▶ WHAT YOU ARE ASKED TO DO
Pick out and copy every line below that has the word "POINTS".

▶ DATA IN THIS EXERCISE

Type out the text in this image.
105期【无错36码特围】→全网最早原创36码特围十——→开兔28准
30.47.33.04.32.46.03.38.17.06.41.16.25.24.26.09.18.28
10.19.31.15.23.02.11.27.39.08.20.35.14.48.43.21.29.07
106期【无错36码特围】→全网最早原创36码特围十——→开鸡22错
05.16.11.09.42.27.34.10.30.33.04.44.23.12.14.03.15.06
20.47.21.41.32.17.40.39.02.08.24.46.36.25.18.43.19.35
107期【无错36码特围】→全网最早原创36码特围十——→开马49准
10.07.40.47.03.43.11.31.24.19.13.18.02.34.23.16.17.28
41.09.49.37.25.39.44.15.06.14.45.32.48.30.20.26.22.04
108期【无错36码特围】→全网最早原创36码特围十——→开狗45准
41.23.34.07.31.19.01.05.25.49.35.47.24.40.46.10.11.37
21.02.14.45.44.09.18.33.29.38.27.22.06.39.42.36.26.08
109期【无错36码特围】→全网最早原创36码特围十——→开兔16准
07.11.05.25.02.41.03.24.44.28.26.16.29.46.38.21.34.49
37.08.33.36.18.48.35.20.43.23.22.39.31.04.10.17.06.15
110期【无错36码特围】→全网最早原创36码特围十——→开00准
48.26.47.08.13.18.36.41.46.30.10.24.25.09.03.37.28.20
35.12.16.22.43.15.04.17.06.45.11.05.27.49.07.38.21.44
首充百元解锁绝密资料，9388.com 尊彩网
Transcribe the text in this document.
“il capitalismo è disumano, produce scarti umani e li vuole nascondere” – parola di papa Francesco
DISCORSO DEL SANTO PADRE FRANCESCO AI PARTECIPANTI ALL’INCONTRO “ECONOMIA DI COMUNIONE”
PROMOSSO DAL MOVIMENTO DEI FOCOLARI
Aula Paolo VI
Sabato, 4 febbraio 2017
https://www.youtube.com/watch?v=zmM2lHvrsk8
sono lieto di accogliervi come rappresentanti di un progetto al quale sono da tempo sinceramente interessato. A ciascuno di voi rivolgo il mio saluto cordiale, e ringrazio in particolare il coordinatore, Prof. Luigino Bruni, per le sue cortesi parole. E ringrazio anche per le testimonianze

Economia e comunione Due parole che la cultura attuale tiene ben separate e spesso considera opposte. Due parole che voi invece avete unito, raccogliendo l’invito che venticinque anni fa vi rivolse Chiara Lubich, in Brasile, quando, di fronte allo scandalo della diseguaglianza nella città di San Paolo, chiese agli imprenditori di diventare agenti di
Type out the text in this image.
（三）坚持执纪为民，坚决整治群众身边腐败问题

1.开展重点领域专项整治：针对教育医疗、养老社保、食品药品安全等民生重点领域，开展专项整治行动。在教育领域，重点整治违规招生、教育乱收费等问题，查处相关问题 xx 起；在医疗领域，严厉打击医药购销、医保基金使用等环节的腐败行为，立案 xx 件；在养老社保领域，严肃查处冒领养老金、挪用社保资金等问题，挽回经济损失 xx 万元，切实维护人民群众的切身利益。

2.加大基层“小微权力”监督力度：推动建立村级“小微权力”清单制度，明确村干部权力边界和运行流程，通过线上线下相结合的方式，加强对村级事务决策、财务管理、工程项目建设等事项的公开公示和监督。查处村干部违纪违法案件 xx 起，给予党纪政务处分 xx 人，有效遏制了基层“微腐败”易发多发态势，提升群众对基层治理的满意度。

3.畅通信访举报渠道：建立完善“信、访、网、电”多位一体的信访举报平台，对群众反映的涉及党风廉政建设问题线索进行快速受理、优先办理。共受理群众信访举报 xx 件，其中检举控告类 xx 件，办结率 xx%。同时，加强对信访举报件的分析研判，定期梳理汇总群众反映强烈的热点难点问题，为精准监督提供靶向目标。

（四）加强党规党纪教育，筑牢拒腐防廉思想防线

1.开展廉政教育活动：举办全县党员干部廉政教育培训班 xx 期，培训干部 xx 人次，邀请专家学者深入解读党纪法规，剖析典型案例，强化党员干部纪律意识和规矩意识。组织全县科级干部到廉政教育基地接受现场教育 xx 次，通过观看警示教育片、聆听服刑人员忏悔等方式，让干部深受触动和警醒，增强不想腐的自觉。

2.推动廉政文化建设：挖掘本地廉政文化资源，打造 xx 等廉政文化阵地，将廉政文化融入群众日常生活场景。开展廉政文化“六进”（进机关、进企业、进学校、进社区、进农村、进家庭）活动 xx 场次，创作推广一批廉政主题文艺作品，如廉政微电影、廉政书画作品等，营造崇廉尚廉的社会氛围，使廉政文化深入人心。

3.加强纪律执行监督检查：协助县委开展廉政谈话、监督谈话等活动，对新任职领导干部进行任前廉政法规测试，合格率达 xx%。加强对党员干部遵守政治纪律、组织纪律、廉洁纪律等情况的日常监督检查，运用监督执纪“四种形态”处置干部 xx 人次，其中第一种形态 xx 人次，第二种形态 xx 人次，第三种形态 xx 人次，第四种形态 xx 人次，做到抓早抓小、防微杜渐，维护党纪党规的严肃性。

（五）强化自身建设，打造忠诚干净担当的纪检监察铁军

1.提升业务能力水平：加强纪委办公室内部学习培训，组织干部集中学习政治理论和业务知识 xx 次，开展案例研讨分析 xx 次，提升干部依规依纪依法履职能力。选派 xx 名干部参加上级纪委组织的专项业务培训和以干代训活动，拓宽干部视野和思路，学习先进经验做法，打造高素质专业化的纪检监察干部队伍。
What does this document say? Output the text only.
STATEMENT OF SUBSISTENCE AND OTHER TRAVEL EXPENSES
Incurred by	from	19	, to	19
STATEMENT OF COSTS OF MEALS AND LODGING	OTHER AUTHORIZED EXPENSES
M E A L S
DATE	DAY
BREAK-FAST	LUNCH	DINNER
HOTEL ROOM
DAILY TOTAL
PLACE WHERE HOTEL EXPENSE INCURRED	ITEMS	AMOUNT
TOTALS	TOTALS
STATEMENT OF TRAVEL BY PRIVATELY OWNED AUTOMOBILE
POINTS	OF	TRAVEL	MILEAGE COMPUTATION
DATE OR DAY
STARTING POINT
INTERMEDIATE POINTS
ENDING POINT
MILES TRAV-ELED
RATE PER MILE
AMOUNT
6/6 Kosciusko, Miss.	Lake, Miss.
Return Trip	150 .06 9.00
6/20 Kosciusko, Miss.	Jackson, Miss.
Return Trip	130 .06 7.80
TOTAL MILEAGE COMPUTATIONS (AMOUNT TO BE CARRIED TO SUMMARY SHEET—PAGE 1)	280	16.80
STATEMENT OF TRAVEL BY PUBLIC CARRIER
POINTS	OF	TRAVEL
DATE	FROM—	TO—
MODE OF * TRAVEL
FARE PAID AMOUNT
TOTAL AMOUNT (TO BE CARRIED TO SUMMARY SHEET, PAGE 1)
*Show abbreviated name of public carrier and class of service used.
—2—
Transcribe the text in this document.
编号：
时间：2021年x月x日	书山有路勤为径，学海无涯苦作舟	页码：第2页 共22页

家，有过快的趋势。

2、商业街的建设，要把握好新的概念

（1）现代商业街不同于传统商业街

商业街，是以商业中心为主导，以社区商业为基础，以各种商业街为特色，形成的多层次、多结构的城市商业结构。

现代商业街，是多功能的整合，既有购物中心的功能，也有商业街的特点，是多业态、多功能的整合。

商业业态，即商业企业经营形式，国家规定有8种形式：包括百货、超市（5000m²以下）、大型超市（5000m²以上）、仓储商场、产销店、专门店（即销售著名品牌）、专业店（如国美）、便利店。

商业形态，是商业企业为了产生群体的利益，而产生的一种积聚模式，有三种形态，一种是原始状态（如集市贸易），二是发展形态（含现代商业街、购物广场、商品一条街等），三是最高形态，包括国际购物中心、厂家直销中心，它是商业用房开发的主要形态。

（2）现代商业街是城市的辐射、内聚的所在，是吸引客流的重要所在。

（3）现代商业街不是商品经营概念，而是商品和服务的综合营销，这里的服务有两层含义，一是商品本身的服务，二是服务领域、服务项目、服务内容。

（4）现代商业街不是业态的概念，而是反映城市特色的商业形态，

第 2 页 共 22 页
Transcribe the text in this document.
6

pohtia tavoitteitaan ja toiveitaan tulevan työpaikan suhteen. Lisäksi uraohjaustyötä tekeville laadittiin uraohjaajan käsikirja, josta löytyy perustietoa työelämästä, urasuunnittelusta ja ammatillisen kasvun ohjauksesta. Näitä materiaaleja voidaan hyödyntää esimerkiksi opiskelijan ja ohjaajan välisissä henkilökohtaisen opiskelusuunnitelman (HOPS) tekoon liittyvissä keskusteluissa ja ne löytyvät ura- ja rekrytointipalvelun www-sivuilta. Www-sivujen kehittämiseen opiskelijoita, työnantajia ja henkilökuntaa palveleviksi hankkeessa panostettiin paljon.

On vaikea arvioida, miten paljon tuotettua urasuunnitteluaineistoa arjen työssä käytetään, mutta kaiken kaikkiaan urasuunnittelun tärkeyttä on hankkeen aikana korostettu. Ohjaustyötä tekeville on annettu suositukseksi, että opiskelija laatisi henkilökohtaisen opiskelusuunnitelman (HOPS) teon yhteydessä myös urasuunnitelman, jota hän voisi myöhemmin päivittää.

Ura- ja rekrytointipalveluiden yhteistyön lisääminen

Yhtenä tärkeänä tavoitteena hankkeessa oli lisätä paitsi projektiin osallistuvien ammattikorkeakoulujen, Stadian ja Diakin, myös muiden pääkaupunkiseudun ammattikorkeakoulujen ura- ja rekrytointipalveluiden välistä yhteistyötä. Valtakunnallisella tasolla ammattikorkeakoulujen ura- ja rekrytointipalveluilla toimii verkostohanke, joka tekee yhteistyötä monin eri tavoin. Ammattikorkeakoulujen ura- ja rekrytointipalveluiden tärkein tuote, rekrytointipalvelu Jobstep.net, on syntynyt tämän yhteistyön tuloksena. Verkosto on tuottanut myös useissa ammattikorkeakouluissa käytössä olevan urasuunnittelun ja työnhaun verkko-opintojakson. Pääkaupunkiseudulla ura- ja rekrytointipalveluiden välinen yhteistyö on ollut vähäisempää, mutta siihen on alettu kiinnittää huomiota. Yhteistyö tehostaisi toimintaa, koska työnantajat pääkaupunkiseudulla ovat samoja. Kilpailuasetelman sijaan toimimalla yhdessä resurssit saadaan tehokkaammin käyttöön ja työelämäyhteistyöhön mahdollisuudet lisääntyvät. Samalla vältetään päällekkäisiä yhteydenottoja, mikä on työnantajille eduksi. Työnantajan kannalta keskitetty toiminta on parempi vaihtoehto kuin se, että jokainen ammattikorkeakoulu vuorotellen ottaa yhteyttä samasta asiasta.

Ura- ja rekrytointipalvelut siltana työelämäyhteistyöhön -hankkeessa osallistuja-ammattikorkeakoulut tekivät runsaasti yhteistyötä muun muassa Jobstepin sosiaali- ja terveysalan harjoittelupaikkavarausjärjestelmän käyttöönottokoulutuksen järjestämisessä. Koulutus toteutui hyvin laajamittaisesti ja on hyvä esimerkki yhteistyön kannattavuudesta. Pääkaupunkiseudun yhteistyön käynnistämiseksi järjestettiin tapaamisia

▶ WRITTEN ANSWER
POINTS	OF	TRAVEL	MILEAGE COMPUTATION
INTERMEDIATE POINTS
POINTS	OF	TRAVEL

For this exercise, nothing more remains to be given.